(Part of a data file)
++++++++++++++++++++

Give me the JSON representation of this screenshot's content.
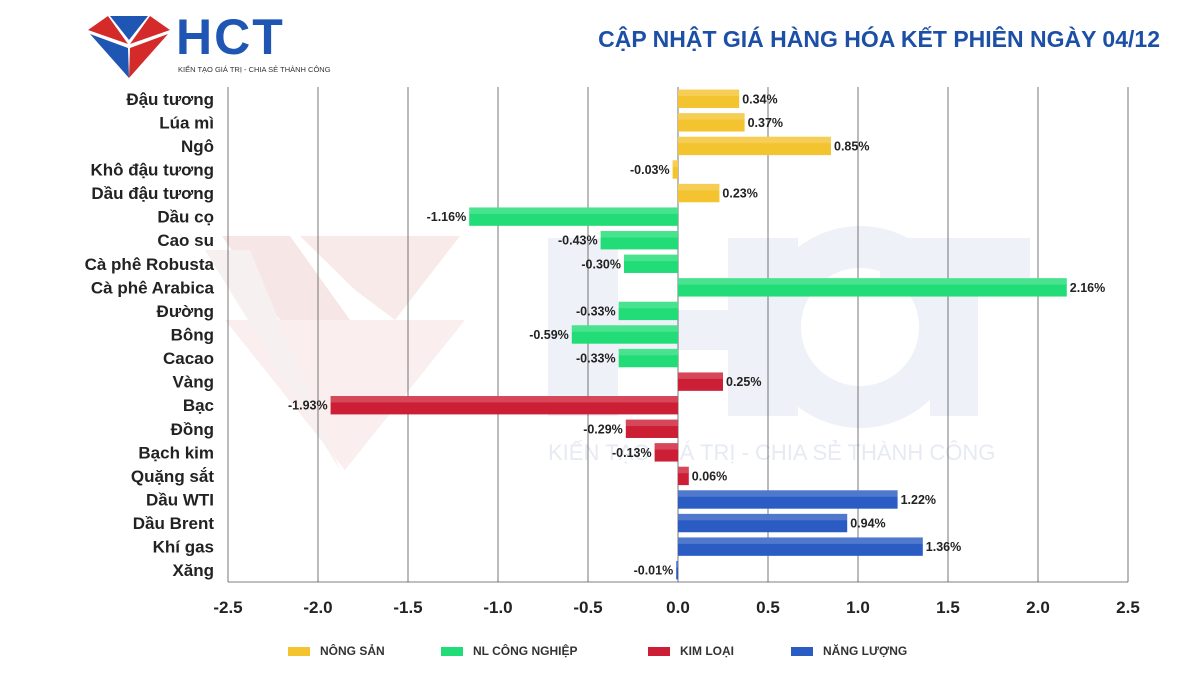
{
  "header": {
    "brand": "HCT",
    "tagline": "KIẾN TẠO GIÁ TRỊ - CHIA SẺ THÀNH CÔNG",
    "title": "CẬP NHẬT GIÁ HÀNG HÓA KẾT PHIÊN NGÀY 04/12"
  },
  "colors": {
    "nong_san": "#f4c430",
    "nl_cong_nghiep": "#22dd77",
    "kim_loai": "#cc1f35",
    "nang_luong": "#2a5cc4",
    "brand_blue": "#1f56b3",
    "brand_red": "#d42a2a"
  },
  "chart_data": {
    "type": "bar",
    "orientation": "horizontal",
    "title": "CẬP NHẬT GIÁ HÀNG HÓA KẾT PHIÊN NGÀY 04/12",
    "xlim": [
      -2.5,
      2.5
    ],
    "x_ticks": [
      "-2.5",
      "-2.0",
      "-1.5",
      "-1.0",
      "-0.5",
      "0.0",
      "0.5",
      "1.0",
      "1.5",
      "2.0",
      "2.5"
    ],
    "grid": "vertical",
    "legend_placement": "bottom",
    "categories": [
      "Đậu tương",
      "Lúa mì",
      "Ngô",
      "Khô đậu tương",
      "Dầu đậu tương",
      "Dầu cọ",
      "Cao su",
      "Cà phê Robusta",
      "Cà phê Arabica",
      "Đường",
      "Bông",
      "Cacao",
      "Vàng",
      "Bạc",
      "Đồng",
      "Bạch kim",
      "Quặng sắt",
      "Dầu WTI",
      "Dầu Brent",
      "Khí gas",
      "Xăng"
    ],
    "values": [
      0.34,
      0.37,
      0.85,
      -0.03,
      0.23,
      -1.16,
      -0.43,
      -0.3,
      2.16,
      -0.33,
      -0.59,
      -0.33,
      0.25,
      -1.93,
      -0.29,
      -0.13,
      0.06,
      1.22,
      0.94,
      1.36,
      -0.01
    ],
    "value_labels": [
      "0.34%",
      "0.37%",
      "0.85%",
      "-0.03%",
      "0.23%",
      "-1.16%",
      "-0.43%",
      "-0.30%",
      "2.16%",
      "-0.33%",
      "-0.59%",
      "-0.33%",
      "0.25%",
      "-1.93%",
      "-0.29%",
      "-0.13%",
      "0.06%",
      "1.22%",
      "0.94%",
      "1.36%",
      "-0.01%"
    ],
    "groups": [
      "nong_san",
      "nong_san",
      "nong_san",
      "nong_san",
      "nong_san",
      "nl_cong_nghiep",
      "nl_cong_nghiep",
      "nl_cong_nghiep",
      "nl_cong_nghiep",
      "nl_cong_nghiep",
      "nl_cong_nghiep",
      "nl_cong_nghiep",
      "kim_loai",
      "kim_loai",
      "kim_loai",
      "kim_loai",
      "kim_loai",
      "nang_luong",
      "nang_luong",
      "nang_luong",
      "nang_luong"
    ],
    "legend": [
      {
        "key": "nong_san",
        "label": "NÔNG SẢN"
      },
      {
        "key": "nl_cong_nghiep",
        "label": "NL CÔNG NGHIỆP"
      },
      {
        "key": "kim_loai",
        "label": "KIM LOẠI"
      },
      {
        "key": "nang_luong",
        "label": "NĂNG LƯỢNG"
      }
    ]
  }
}
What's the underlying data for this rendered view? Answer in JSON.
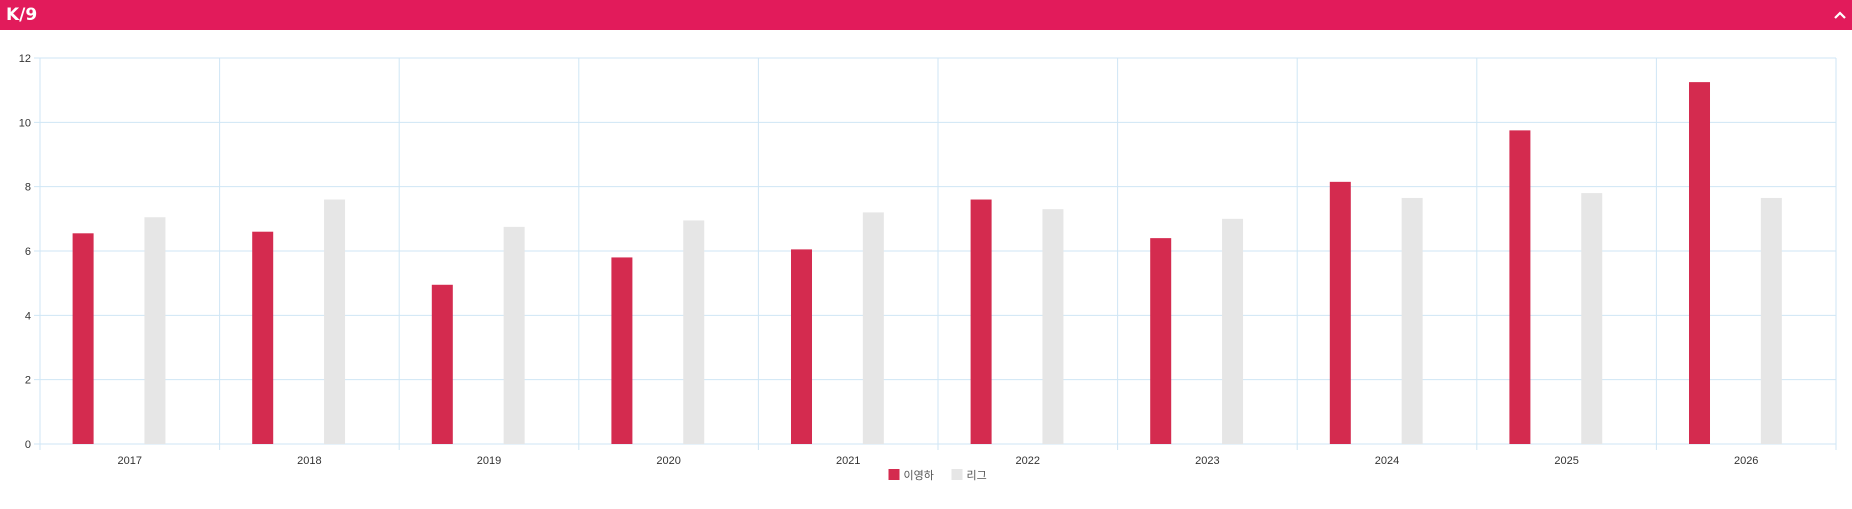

++++++++++++++++++++

__To do__. Write out the entries again, exactly as given, skipping any images.

__Finished task__.
Give me the JSON representation of this screenshot's content.
{
  "header": {
    "brand": "HCT",
    "tagline": "KIẾN TẠO GIÁ TRỊ - CHIA SẺ THÀNH CÔNG",
    "title": "CẬP NHẬT GIÁ HÀNG HÓA KẾT PHIÊN NGÀY 04/12"
  },
  "colors": {
    "nong_san": "#f4c430",
    "nl_cong_nghiep": "#22dd77",
    "kim_loai": "#cc1f35",
    "nang_luong": "#2a5cc4",
    "brand_blue": "#1f56b3",
    "brand_red": "#d42a2a"
  },
  "chart_data": {
    "type": "bar",
    "orientation": "horizontal",
    "title": "CẬP NHẬT GIÁ HÀNG HÓA KẾT PHIÊN NGÀY 04/12",
    "xlim": [
      -2.5,
      2.5
    ],
    "x_ticks": [
      "-2.5",
      "-2.0",
      "-1.5",
      "-1.0",
      "-0.5",
      "0.0",
      "0.5",
      "1.0",
      "1.5",
      "2.0",
      "2.5"
    ],
    "grid": "vertical",
    "legend_placement": "bottom",
    "categories": [
      "Đậu tương",
      "Lúa mì",
      "Ngô",
      "Khô đậu tương",
      "Dầu đậu tương",
      "Dầu cọ",
      "Cao su",
      "Cà phê Robusta",
      "Cà phê Arabica",
      "Đường",
      "Bông",
      "Cacao",
      "Vàng",
      "Bạc",
      "Đồng",
      "Bạch kim",
      "Quặng sắt",
      "Dầu WTI",
      "Dầu Brent",
      "Khí gas",
      "Xăng"
    ],
    "values": [
      0.34,
      0.37,
      0.85,
      -0.03,
      0.23,
      -1.16,
      -0.43,
      -0.3,
      2.16,
      -0.33,
      -0.59,
      -0.33,
      0.25,
      -1.93,
      -0.29,
      -0.13,
      0.06,
      1.22,
      0.94,
      1.36,
      -0.01
    ],
    "value_labels": [
      "0.34%",
      "0.37%",
      "0.85%",
      "-0.03%",
      "0.23%",
      "-1.16%",
      "-0.43%",
      "-0.30%",
      "2.16%",
      "-0.33%",
      "-0.59%",
      "-0.33%",
      "0.25%",
      "-1.93%",
      "-0.29%",
      "-0.13%",
      "0.06%",
      "1.22%",
      "0.94%",
      "1.36%",
      "-0.01%"
    ],
    "groups": [
      "nong_san",
      "nong_san",
      "nong_san",
      "nong_san",
      "nong_san",
      "nl_cong_nghiep",
      "nl_cong_nghiep",
      "nl_cong_nghiep",
      "nl_cong_nghiep",
      "nl_cong_nghiep",
      "nl_cong_nghiep",
      "nl_cong_nghiep",
      "kim_loai",
      "kim_loai",
      "kim_loai",
      "kim_loai",
      "kim_loai",
      "nang_luong",
      "nang_luong",
      "nang_luong",
      "nang_luong"
    ],
    "legend": [
      {
        "key": "nong_san",
        "label": "NÔNG SẢN"
      },
      {
        "key": "nl_cong_nghiep",
        "label": "NL CÔNG NGHIỆP"
      },
      {
        "key": "kim_loai",
        "label": "KIM LOẠI"
      },
      {
        "key": "nang_luong",
        "label": "NĂNG LƯỢNG"
      }
    ]
  }
}
What's the underlying data for this rendered view? Answer in JSON.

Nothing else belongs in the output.